Exercise aim:
Your task is to repeat all of the data exactly while excluding the pictures.

Raw data:
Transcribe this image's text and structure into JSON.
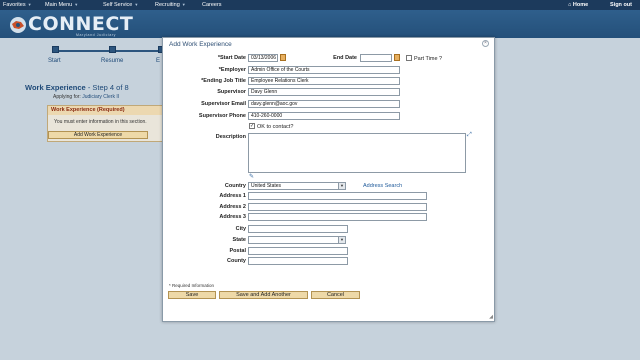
{
  "menu": {
    "items": [
      "Favorites",
      "Main Menu",
      "Self Service",
      "Recruiting",
      "Careers"
    ],
    "home_label": "Home",
    "signout_label": "Sign out"
  },
  "header": {
    "logo_text": "CONNECT",
    "logo_sub": "Maryland Judiciary"
  },
  "background": {
    "steps": [
      "Start",
      "Resume",
      "E"
    ],
    "title": "Work Experience",
    "step_info": " - Step 4 of 8",
    "applying_prefix": "Applying for:",
    "applying_job": "Judiciary Clerk II",
    "section_title": "Work Experience (Required)",
    "section_message": "You must enter information in this section.",
    "add_button": "Add Work Experience"
  },
  "modal": {
    "title": "Add Work Experience",
    "close_icon": "close-icon",
    "fields": {
      "start_date": {
        "label": "*Start Date",
        "value": "03/13/2006"
      },
      "end_date": {
        "label": "End Date",
        "value": ""
      },
      "part_time": {
        "label": "Part Time ?",
        "checked": false
      },
      "employer": {
        "label": "*Employer",
        "value": "Admin Office of the Courts"
      },
      "ending_job_title": {
        "label": "*Ending Job Title",
        "value": "Employee Relations Clerk"
      },
      "supervisor": {
        "label": "Supervisor",
        "value": "Davy Glenn"
      },
      "supervisor_email": {
        "label": "Supervisor Email",
        "value": "davy.glenn@aoc.gov"
      },
      "supervisor_phone": {
        "label": "Supervisor Phone",
        "value": "410-260-0000"
      },
      "ok_to_contact": {
        "label": "OK to contact?",
        "checked": true
      },
      "description": {
        "label": "Description",
        "value": ""
      },
      "country": {
        "label": "Country",
        "value": "United States"
      },
      "address_search": "Address Search",
      "address1": {
        "label": "Address 1",
        "value": ""
      },
      "address2": {
        "label": "Address 2",
        "value": ""
      },
      "address3": {
        "label": "Address 3",
        "value": ""
      },
      "city": {
        "label": "City",
        "value": ""
      },
      "state": {
        "label": "State",
        "value": ""
      },
      "postal": {
        "label": "Postal",
        "value": ""
      },
      "county": {
        "label": "County",
        "value": ""
      }
    },
    "required_note": "* Required Information",
    "buttons": {
      "save": "Save",
      "save_add": "Save and Add Another",
      "cancel": "Cancel"
    }
  },
  "colors": {
    "topbar": "#1c3a5c",
    "header": "#2f5f8c",
    "button": "#eed9a8",
    "required_heading": "#8a2a10"
  }
}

Output:
Transcribe this image's text and structure into JSON.
{
  "menu": {
    "items": [
      "Favorites",
      "Main Menu",
      "Self Service",
      "Recruiting",
      "Careers"
    ],
    "home_label": "Home",
    "signout_label": "Sign out"
  },
  "header": {
    "logo_text": "CONNECT",
    "logo_sub": "Maryland Judiciary"
  },
  "background": {
    "steps": [
      "Start",
      "Resume",
      "E"
    ],
    "title": "Work Experience",
    "step_info": " - Step 4 of 8",
    "applying_prefix": "Applying for:",
    "applying_job": "Judiciary Clerk II",
    "section_title": "Work Experience (Required)",
    "section_message": "You must enter information in this section.",
    "add_button": "Add Work Experience"
  },
  "modal": {
    "title": "Add Work Experience",
    "close_icon": "close-icon",
    "fields": {
      "start_date": {
        "label": "*Start Date",
        "value": "03/13/2006"
      },
      "end_date": {
        "label": "End Date",
        "value": ""
      },
      "part_time": {
        "label": "Part Time ?",
        "checked": false
      },
      "employer": {
        "label": "*Employer",
        "value": "Admin Office of the Courts"
      },
      "ending_job_title": {
        "label": "*Ending Job Title",
        "value": "Employee Relations Clerk"
      },
      "supervisor": {
        "label": "Supervisor",
        "value": "Davy Glenn"
      },
      "supervisor_email": {
        "label": "Supervisor Email",
        "value": "davy.glenn@aoc.gov"
      },
      "supervisor_phone": {
        "label": "Supervisor Phone",
        "value": "410-260-0000"
      },
      "ok_to_contact": {
        "label": "OK to contact?",
        "checked": true
      },
      "description": {
        "label": "Description",
        "value": ""
      },
      "country": {
        "label": "Country",
        "value": "United States"
      },
      "address_search": "Address Search",
      "address1": {
        "label": "Address 1",
        "value": ""
      },
      "address2": {
        "label": "Address 2",
        "value": ""
      },
      "address3": {
        "label": "Address 3",
        "value": ""
      },
      "city": {
        "label": "City",
        "value": ""
      },
      "state": {
        "label": "State",
        "value": ""
      },
      "postal": {
        "label": "Postal",
        "value": ""
      },
      "county": {
        "label": "County",
        "value": ""
      }
    },
    "required_note": "* Required Information",
    "buttons": {
      "save": "Save",
      "save_add": "Save and Add Another",
      "cancel": "Cancel"
    }
  },
  "colors": {
    "topbar": "#1c3a5c",
    "header": "#2f5f8c",
    "button": "#eed9a8",
    "required_heading": "#8a2a10"
  }
}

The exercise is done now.